This study is novel in the context of Raman prediction of tenderness, because we recorded spectra on uncooked, intact muscle, at an early time point post-mortem. This makes the process highly relevant to the need for rapid online predictions characteristic of the meat industry, which rarely have the facilities to age, cook and/or homogenise samples for the prediction of sensory attributes prior to sale. Beattie et al. [3] developed models for trained sensory panel tenderness scores of beef silverside, however in that study, spectral collection and sensory panel analysis were both carried out on 21-day-aged and cooked beef. While the prediction was slightly more accurate in that study (R² = 0.65), it came with a larger error value (RMSECV = 9.69). Furthermore, our rapid prediction at 2 days post-mortem would be more relevant for industrial application in terms of furthering rapid technologies to aid meat management strategies and animal breeding for meat quality. The predictive ability of the model for beef tenderness presented in the current study (R²CV = 0.46), which was found on meat aged for only 2 d, has superior potential for integration into routine process analytical monitoring in meat plants. Zhao et al. [9] reported a similar prediction for tenderness (R²CV = 0.45) to our study, but they calibrated models using Raman spectra collected from homogenised beef samples. Our study demonstrates that the predictive accuracy of models calibrated using Raman spectra for tenderness is not improved through meat homogenisation (though this may be more relevant for traits associated with fat content, such as juiciness and flavour).

3.3. Prediction of Other Beef LTL Textural Traits by Raman Spectroscopy

Traditionally, trained beef sensory panels only score samples on traits such as tenderness, flavour and juiciness, with the occasional exception of chewiness included. With the insight and feedback of the trained sensory panel (after undergoing initial training and screening), the number of traits to be analysed was expanded (particularly in regards to texture) in an effort to subdivide the entire sensory profile of our samples to try to provide novel and more refined predictions that the wider meat industry could use in the future for more detailed selection for meat quality.

The textural sensory traits most commonly associated with toughness—chewiness, stringiness and difficulty to swallow, were also predicted with reasonable accuracy (Table 2). Of these three traits, chewiness was predicted with the highest accuracy (R²CV = 0.43; RMSECV = 9.46; LV = 2). Difficulty to swallow and stringiness models calibrated using Raman spectra gave similar results (R²CV = 0.33; 0.35), with the difficulty to swallow model having slightly lower RMSECV values (6.62 and 7.96). Both models were calibrated in the first PLS term (LV = 1), suggesting that they were robust and repeatable.

Written request A
Quote the passage on Raman prediction of beef texture word for word, starting at "The textural sensory" and ending at "robust and repeatable.".

Material provided
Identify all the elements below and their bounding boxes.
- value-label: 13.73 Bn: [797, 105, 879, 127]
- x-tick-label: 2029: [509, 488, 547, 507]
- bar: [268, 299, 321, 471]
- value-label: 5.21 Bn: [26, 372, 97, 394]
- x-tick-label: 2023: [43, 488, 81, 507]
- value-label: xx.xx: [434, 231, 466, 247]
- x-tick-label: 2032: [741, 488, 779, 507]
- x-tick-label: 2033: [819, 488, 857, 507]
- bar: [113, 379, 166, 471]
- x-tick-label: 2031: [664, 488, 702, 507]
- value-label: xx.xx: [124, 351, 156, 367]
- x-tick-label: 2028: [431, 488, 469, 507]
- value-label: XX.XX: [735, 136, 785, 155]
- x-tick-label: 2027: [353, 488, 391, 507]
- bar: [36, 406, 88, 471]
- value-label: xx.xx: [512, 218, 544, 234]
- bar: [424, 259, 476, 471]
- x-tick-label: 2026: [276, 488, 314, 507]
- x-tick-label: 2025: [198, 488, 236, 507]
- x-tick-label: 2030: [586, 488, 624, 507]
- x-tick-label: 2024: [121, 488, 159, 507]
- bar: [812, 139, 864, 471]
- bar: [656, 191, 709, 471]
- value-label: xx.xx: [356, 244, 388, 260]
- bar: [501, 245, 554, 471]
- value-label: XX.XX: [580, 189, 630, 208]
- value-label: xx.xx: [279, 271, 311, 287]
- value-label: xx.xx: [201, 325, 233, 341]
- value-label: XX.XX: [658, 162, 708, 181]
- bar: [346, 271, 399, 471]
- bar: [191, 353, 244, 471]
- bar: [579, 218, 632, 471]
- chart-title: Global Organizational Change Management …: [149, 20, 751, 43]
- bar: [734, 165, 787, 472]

Written request B
Convert the rows, starting at the first one and ending at the line that contains "- bar: [113, 379, 166, 471]", into a Markdown table with the columns No. and Text, leaving out blank lines.

Right answer A
The textural sensory traits most commonly associated with toughness—chewiness, stringiness and difficulty to swallow, were also predicted with reasonable accuracy (Table 2). Of these three traits, chewiness was predicted with the highest accuracy (R²CV = 0.43; RMSECV = 9.46; LV = 2). Difficulty to swallow and stringiness models calibrated using Raman spectra gave similar results (R²CV = 0.33; 0.35), with the difficulty to swallow model having slightly lower RMSECV values (6.62 and 7.96). Both models were calibrated in the first PLS term (LV = 1), suggesting that they were robust and repeatable.

Right answer B
| No. | Text |
|---|---|
| 1 | Identify all the elements below and their bounding boxes. |
| 2 | - value-label: 13.73 Bn: [797, 105, 879, 127] |
| 3 | - x-tick-label: 2029: [509, 488, 547, 507] |
| 4 | - bar: [268, 299, 321, 471] |
| 5 | - value-label: 5.21 Bn: [26, 372, 97, 394] |
| 6 | - x-tick-label: 2023: [43, 488, 81, 507] |
| 7 | - value-label: xx.xx: [434, 231, 466, 247] |
| 8 | - x-tick-label: 2032: [741, 488, 779, 507] |
| 9 | - x-tick-label: 2033: [819, 488, 857, 507] |
| 10 | - bar: [113, 379, 166, 471] |